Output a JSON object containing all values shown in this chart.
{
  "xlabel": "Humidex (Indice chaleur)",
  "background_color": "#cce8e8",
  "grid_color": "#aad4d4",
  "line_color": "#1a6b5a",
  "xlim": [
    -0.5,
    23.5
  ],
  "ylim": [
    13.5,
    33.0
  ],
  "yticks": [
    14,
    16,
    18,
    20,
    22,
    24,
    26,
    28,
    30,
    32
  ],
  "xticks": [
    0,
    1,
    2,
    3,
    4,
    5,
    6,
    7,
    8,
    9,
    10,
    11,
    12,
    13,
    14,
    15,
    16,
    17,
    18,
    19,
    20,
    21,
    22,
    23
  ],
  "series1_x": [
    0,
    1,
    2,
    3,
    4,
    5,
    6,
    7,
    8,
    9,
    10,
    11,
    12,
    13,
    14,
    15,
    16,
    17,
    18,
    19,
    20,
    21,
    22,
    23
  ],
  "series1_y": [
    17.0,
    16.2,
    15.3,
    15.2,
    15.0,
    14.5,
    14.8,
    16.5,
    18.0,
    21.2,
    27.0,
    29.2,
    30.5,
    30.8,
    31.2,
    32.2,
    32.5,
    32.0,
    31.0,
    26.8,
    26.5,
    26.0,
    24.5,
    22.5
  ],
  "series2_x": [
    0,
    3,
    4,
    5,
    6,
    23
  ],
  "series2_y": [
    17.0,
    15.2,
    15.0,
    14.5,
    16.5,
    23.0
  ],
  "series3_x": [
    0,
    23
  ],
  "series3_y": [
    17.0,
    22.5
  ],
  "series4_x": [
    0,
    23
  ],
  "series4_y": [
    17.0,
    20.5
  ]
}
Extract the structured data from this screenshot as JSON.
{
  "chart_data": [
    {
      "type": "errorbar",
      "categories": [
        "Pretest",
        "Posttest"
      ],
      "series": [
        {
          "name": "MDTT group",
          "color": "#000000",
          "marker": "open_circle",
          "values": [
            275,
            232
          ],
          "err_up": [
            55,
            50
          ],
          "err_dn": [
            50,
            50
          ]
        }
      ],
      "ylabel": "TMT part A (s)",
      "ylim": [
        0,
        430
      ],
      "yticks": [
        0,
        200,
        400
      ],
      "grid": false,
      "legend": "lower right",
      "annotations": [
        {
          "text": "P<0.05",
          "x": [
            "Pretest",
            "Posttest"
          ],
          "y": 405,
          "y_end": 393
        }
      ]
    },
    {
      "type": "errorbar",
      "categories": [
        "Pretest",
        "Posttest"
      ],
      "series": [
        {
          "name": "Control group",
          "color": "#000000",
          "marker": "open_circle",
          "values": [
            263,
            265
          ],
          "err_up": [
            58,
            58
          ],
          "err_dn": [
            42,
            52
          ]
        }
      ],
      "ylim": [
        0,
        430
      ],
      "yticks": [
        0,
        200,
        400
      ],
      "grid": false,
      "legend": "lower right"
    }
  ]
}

# Aim of the task
Copy every line verbatim.

# Output for this exercise
Output a JSON object containing all values shown in this chart.
{
  "xlabel": "Humidex (Indice chaleur)",
  "background_color": "#cce8e8",
  "grid_color": "#aad4d4",
  "line_color": "#1a6b5a",
  "xlim": [
    -0.5,
    23.5
  ],
  "ylim": [
    13.5,
    33.0
  ],
  "yticks": [
    14,
    16,
    18,
    20,
    22,
    24,
    26,
    28,
    30,
    32
  ],
  "xticks": [
    0,
    1,
    2,
    3,
    4,
    5,
    6,
    7,
    8,
    9,
    10,
    11,
    12,
    13,
    14,
    15,
    16,
    17,
    18,
    19,
    20,
    21,
    22,
    23
  ],
  "series1_x": [
    0,
    1,
    2,
    3,
    4,
    5,
    6,
    7,
    8,
    9,
    10,
    11,
    12,
    13,
    14,
    15,
    16,
    17,
    18,
    19,
    20,
    21,
    22,
    23
  ],
  "series1_y": [
    17.0,
    16.2,
    15.3,
    15.2,
    15.0,
    14.5,
    14.8,
    16.5,
    18.0,
    21.2,
    27.0,
    29.2,
    30.5,
    30.8,
    31.2,
    32.2,
    32.5,
    32.0,
    31.0,
    26.8,
    26.5,
    26.0,
    24.5,
    22.5
  ],
  "series2_x": [
    0,
    3,
    4,
    5,
    6,
    23
  ],
  "series2_y": [
    17.0,
    15.2,
    15.0,
    14.5,
    16.5,
    23.0
  ],
  "series3_x": [
    0,
    23
  ],
  "series3_y": [
    17.0,
    22.5
  ],
  "series4_x": [
    0,
    23
  ],
  "series4_y": [
    17.0,
    20.5
  ]
}
Extract the structured data from this screenshot as JSON.
{
  "chart_data": [
    {
      "type": "errorbar",
      "categories": [
        "Pretest",
        "Posttest"
      ],
      "series": [
        {
          "name": "MDTT group",
          "color": "#000000",
          "marker": "open_circle",
          "values": [
            275,
            232
          ],
          "err_up": [
            55,
            50
          ],
          "err_dn": [
            50,
            50
          ]
        }
      ],
      "ylabel": "TMT part A (s)",
      "ylim": [
        0,
        430
      ],
      "yticks": [
        0,
        200,
        400
      ],
      "grid": false,
      "legend": "lower right",
      "annotations": [
        {
          "text": "P<0.05",
          "x": [
            "Pretest",
            "Posttest"
          ],
          "y": 405,
          "y_end": 393
        }
      ]
    },
    {
      "type": "errorbar",
      "categories": [
        "Pretest",
        "Posttest"
      ],
      "series": [
        {
          "name": "Control group",
          "color": "#000000",
          "marker": "open_circle",
          "values": [
            263,
            265
          ],
          "err_up": [
            58,
            58
          ],
          "err_dn": [
            42,
            52
          ]
        }
      ],
      "ylim": [
        0,
        430
      ],
      "yticks": [
        0,
        200,
        400
      ],
      "grid": false,
      "legend": "lower right"
    }
  ]
}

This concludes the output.